***** Raw data

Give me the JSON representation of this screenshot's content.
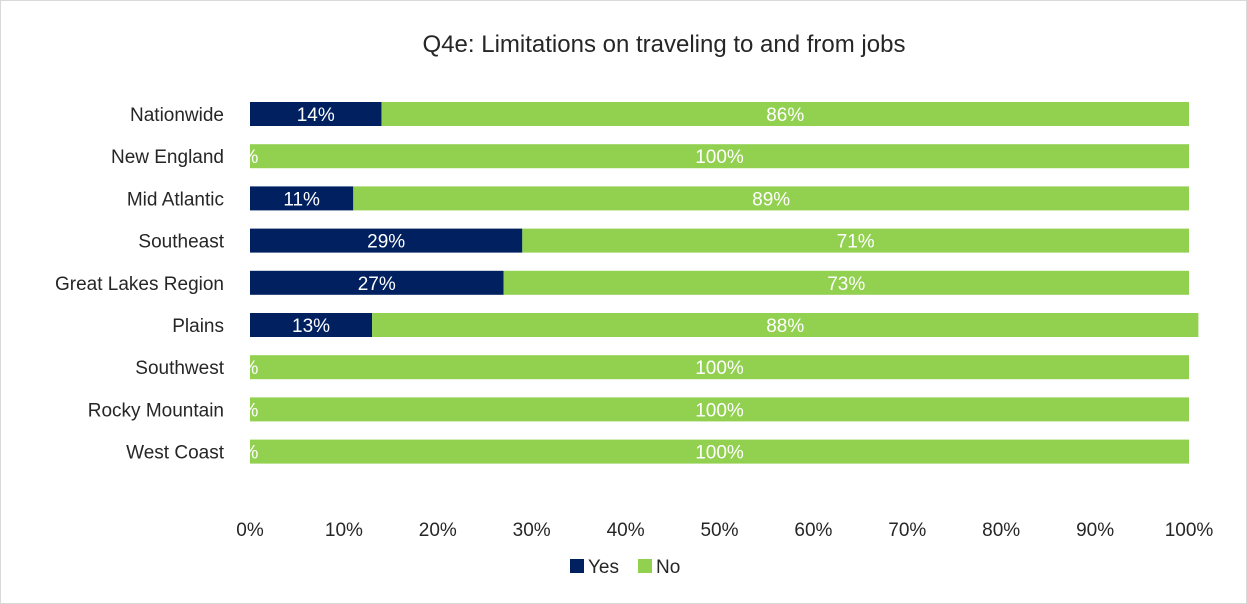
{
  "chart_data": {
    "type": "bar",
    "orientation": "horizontal",
    "stacked": true,
    "title": "Q4e: Limitations on traveling to and from jobs",
    "categories": [
      "Nationwide",
      "New England",
      "Mid Atlantic",
      "Southeast",
      "Great Lakes Region",
      "Plains",
      "Southwest",
      "Rocky Mountain",
      "West Coast"
    ],
    "series": [
      {
        "name": "Yes",
        "color": "#002060",
        "values": [
          14,
          0,
          11,
          29,
          27,
          13,
          0,
          0,
          0
        ],
        "labels": [
          "14%",
          "%",
          "11%",
          "29%",
          "27%",
          "13%",
          "%",
          "%",
          "%"
        ]
      },
      {
        "name": "No",
        "color": "#92d050",
        "values": [
          86,
          100,
          89,
          71,
          73,
          88,
          100,
          100,
          100
        ],
        "labels": [
          "86%",
          "100%",
          "89%",
          "71%",
          "73%",
          "88%",
          "100%",
          "100%",
          "100%"
        ]
      }
    ],
    "xlim": [
      0,
      100
    ],
    "x_ticks": [
      "0%",
      "10%",
      "20%",
      "30%",
      "40%",
      "50%",
      "60%",
      "70%",
      "80%",
      "90%",
      "100%"
    ],
    "grid": false,
    "legend_position": "bottom"
  }
}
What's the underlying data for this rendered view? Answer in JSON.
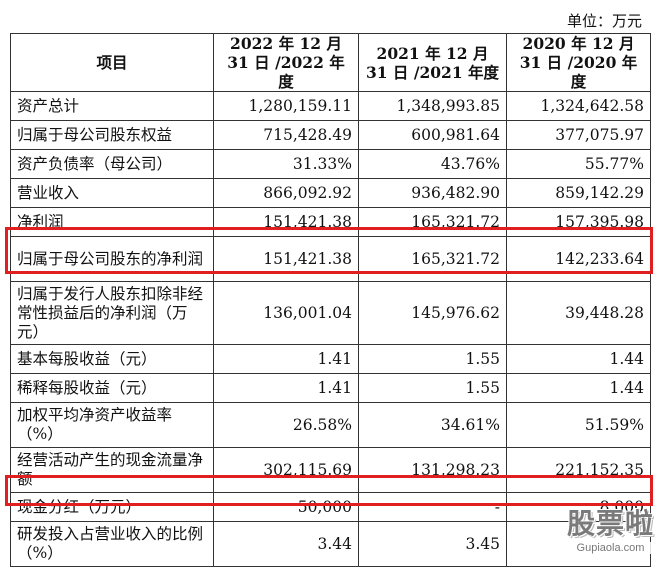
{
  "unit_label": "单位：万元",
  "header": {
    "item": "项目",
    "col1": "2022 年 12 月 31 日 /2022 年度",
    "col2": "2021 年 12 月 31 日 /2021 年度",
    "col3": "2020 年 12 月 31 日 /2020 年度"
  },
  "rows": [
    {
      "label": "资产总计",
      "v1": "1,280,159.11",
      "v2": "1,348,993.85",
      "v3": "1,324,642.58"
    },
    {
      "label": "归属于母公司股东权益",
      "v1": "715,428.49",
      "v2": "600,981.64",
      "v3": "377,075.97"
    },
    {
      "label": "资产负债率（母公司）",
      "v1": "31.33%",
      "v2": "43.76%",
      "v3": "55.77%"
    },
    {
      "label": "营业收入",
      "v1": "866,092.92",
      "v2": "936,482.90",
      "v3": "859,142.29"
    },
    {
      "label": "净利润",
      "v1": "151,421.38",
      "v2": "165,321.72",
      "v3": "157,395.98"
    },
    {
      "label": "归属于母公司股东的净利润",
      "v1": "151,421.38",
      "v2": "165,321.72",
      "v3": "142,233.64"
    },
    {
      "label": "归属于发行人股东扣除非经常性损益后的净利润（万元）",
      "v1": "136,001.04",
      "v2": "145,976.62",
      "v3": "39,448.28"
    },
    {
      "label": "基本每股收益（元）",
      "v1": "1.41",
      "v2": "1.55",
      "v3": "1.44"
    },
    {
      "label": "稀释每股收益（元）",
      "v1": "1.41",
      "v2": "1.55",
      "v3": "1.44"
    },
    {
      "label": "加权平均净资产收益率（%）",
      "v1": "26.58%",
      "v2": "34.61%",
      "v3": "51.59%"
    },
    {
      "label": "经营活动产生的现金流量净额",
      "v1": "302,115.69",
      "v2": "131,298.23",
      "v3": "221,152.35"
    },
    {
      "label": "现金分红（万元）",
      "v1": "50,000",
      "v2": "-",
      "v3": "8,000"
    },
    {
      "label": "研发投入占营业收入的比例（%）",
      "v1": "3.44",
      "v2": "3.45",
      "v3": ""
    }
  ],
  "highlighted_rows": [
    "归属于母公司股东的净利润",
    "现金分红（万元）"
  ],
  "highlight_color": "#e02020",
  "watermark": {
    "logo": "股票啦",
    "url": "Gupiaola.com"
  }
}
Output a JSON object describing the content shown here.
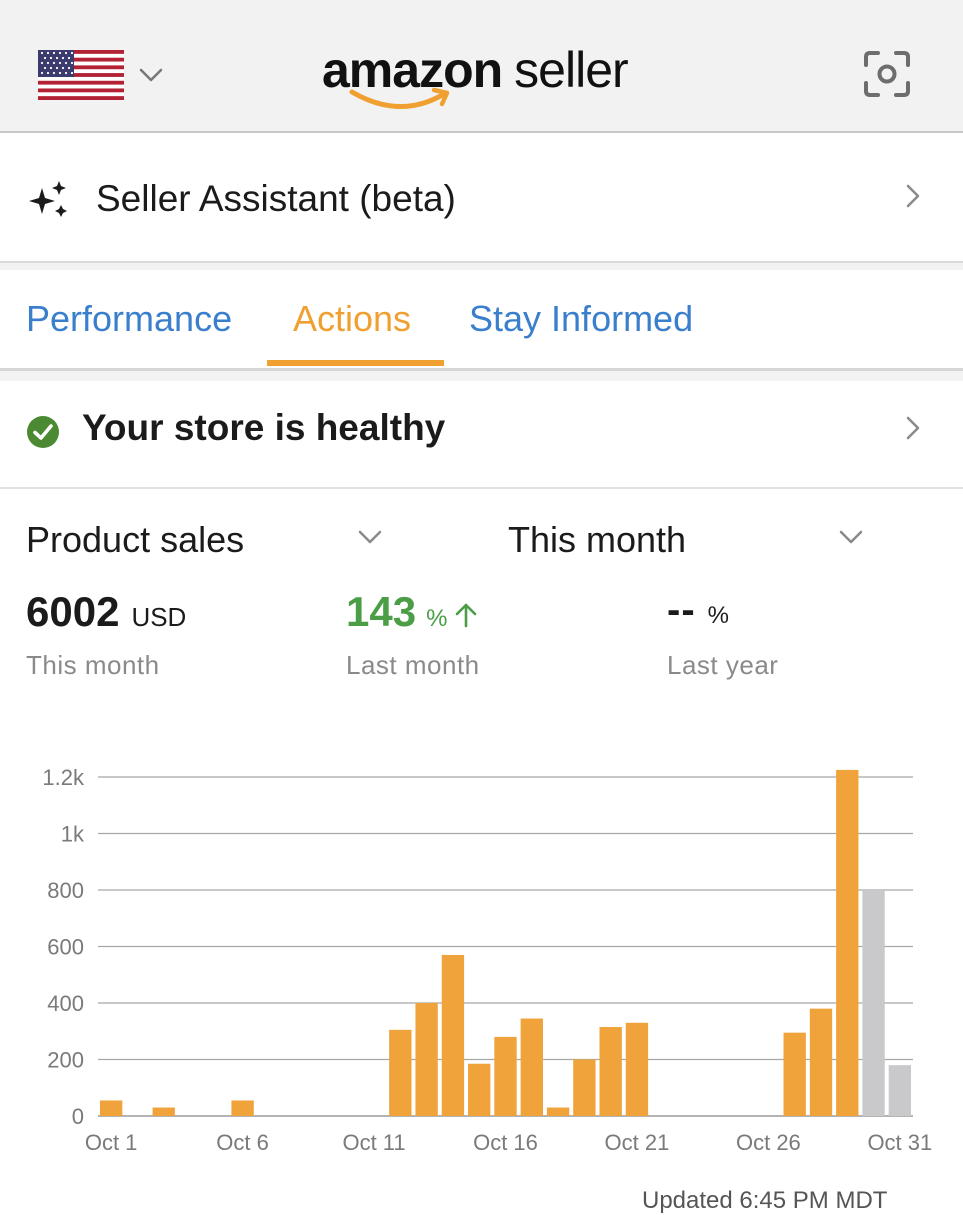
{
  "header": {
    "country_icon": "us-flag-icon",
    "logo_brand": "amazon",
    "logo_product": "seller",
    "scan_icon": "camera-scan-icon"
  },
  "assistant": {
    "label": "Seller Assistant (beta)",
    "icon": "sparkle-icon"
  },
  "tabs": [
    {
      "label": "Performance",
      "active": false
    },
    {
      "label": "Actions",
      "active": true
    },
    {
      "label": "Stay Informed",
      "active": false
    }
  ],
  "health": {
    "label": "Your store is healthy",
    "status_color": "#4b8a32"
  },
  "selectors": {
    "metric": "Product sales",
    "period": "This month"
  },
  "stats": {
    "current": {
      "value": "6002",
      "unit": "USD",
      "label": "This month"
    },
    "vs_last_month": {
      "value": "143",
      "unit": "%",
      "label": "Last month",
      "trend": "up",
      "color": "#4b9d46"
    },
    "vs_last_year": {
      "value": "--",
      "unit": "%",
      "label": "Last year"
    }
  },
  "chart_data": {
    "type": "bar",
    "ylim": [
      0,
      1200
    ],
    "y_ticks": [
      0,
      200,
      400,
      600,
      800,
      1000,
      1200
    ],
    "y_tick_labels": [
      "0",
      "200",
      "400",
      "600",
      "800",
      "1k",
      "1.2k"
    ],
    "x_tick_labels": [
      {
        "day": 1,
        "label": "Oct 1"
      },
      {
        "day": 6,
        "label": "Oct 6"
      },
      {
        "day": 11,
        "label": "Oct 11"
      },
      {
        "day": 16,
        "label": "Oct 16"
      },
      {
        "day": 21,
        "label": "Oct 21"
      },
      {
        "day": 26,
        "label": "Oct 26"
      },
      {
        "day": 31,
        "label": "Oct 31"
      }
    ],
    "categories": [
      1,
      2,
      3,
      4,
      5,
      6,
      7,
      8,
      9,
      10,
      11,
      12,
      13,
      14,
      15,
      16,
      17,
      18,
      19,
      20,
      21,
      22,
      23,
      24,
      25,
      26,
      27,
      28,
      29,
      30,
      31
    ],
    "values": [
      55,
      0,
      30,
      0,
      0,
      55,
      0,
      0,
      0,
      0,
      0,
      305,
      400,
      570,
      185,
      280,
      345,
      30,
      200,
      315,
      330,
      0,
      0,
      0,
      0,
      0,
      295,
      380,
      1225,
      800,
      180
    ],
    "bar_colors": {
      "actual": "#f0a33a",
      "projected": "#c9c9cc"
    },
    "projected_days": [
      30,
      31
    ],
    "grid": true
  },
  "footer": {
    "updated_text": "Updated 6:45 PM MDT"
  }
}
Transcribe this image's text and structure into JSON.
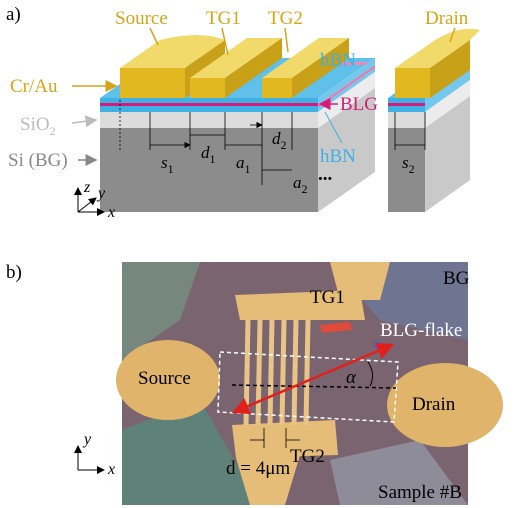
{
  "panel_a": {
    "label": "a)",
    "contacts": [
      "Source",
      "TG1",
      "TG2",
      "Drain"
    ],
    "layers": {
      "metal": "Cr/Au",
      "hbn_top": "hBN",
      "blg": "BLG",
      "sio2": {
        "base": "SiO",
        "sub": "2"
      },
      "si": "Si (BG)",
      "hbn_bottom": "hBN"
    },
    "dimensions": [
      {
        "base": "s",
        "sub": "1"
      },
      {
        "base": "d",
        "sub": "1"
      },
      {
        "base": "a",
        "sub": "1"
      },
      {
        "base": "d",
        "sub": "2"
      },
      {
        "base": "a",
        "sub": "2"
      },
      {
        "base": "s",
        "sub": "2"
      }
    ],
    "ellipsis": "...",
    "axes": {
      "z": "z",
      "y": "y",
      "x": "x"
    }
  },
  "panel_b": {
    "label": "b)",
    "texts": {
      "bg": "BG",
      "tg1": "TG1",
      "flake": "BLG-flake",
      "source": "Source",
      "angle": "α",
      "drain": "Drain",
      "spacing": "d = 4μm",
      "tg2": "TG2",
      "sample": "Sample #B"
    },
    "axes": {
      "y": "y",
      "x": "x"
    }
  }
}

**********

**Aim:** Only the lines from the line containing "Transcribe this image's" through the end of the data are to be reproduced, exactly and with both ends included; pictures are omitted.

**Written response:**
Transcribe this image's text and structure into JSON.
{
  "panel_a": {
    "label": "a)",
    "contacts": [
      "Source",
      "TG1",
      "TG2",
      "Drain"
    ],
    "layers": {
      "metal": "Cr/Au",
      "hbn_top": "hBN",
      "blg": "BLG",
      "sio2": {
        "base": "SiO",
        "sub": "2"
      },
      "si": "Si (BG)",
      "hbn_bottom": "hBN"
    },
    "dimensions": [
      {
        "base": "s",
        "sub": "1"
      },
      {
        "base": "d",
        "sub": "1"
      },
      {
        "base": "a",
        "sub": "1"
      },
      {
        "base": "d",
        "sub": "2"
      },
      {
        "base": "a",
        "sub": "2"
      },
      {
        "base": "s",
        "sub": "2"
      }
    ],
    "ellipsis": "...",
    "axes": {
      "z": "z",
      "y": "y",
      "x": "x"
    }
  },
  "panel_b": {
    "label": "b)",
    "texts": {
      "bg": "BG",
      "tg1": "TG1",
      "flake": "BLG-flake",
      "source": "Source",
      "angle": "α",
      "drain": "Drain",
      "spacing": "d = 4μm",
      "tg2": "TG2",
      "sample": "Sample #B"
    },
    "axes": {
      "y": "y",
      "x": "x"
    }
  }
}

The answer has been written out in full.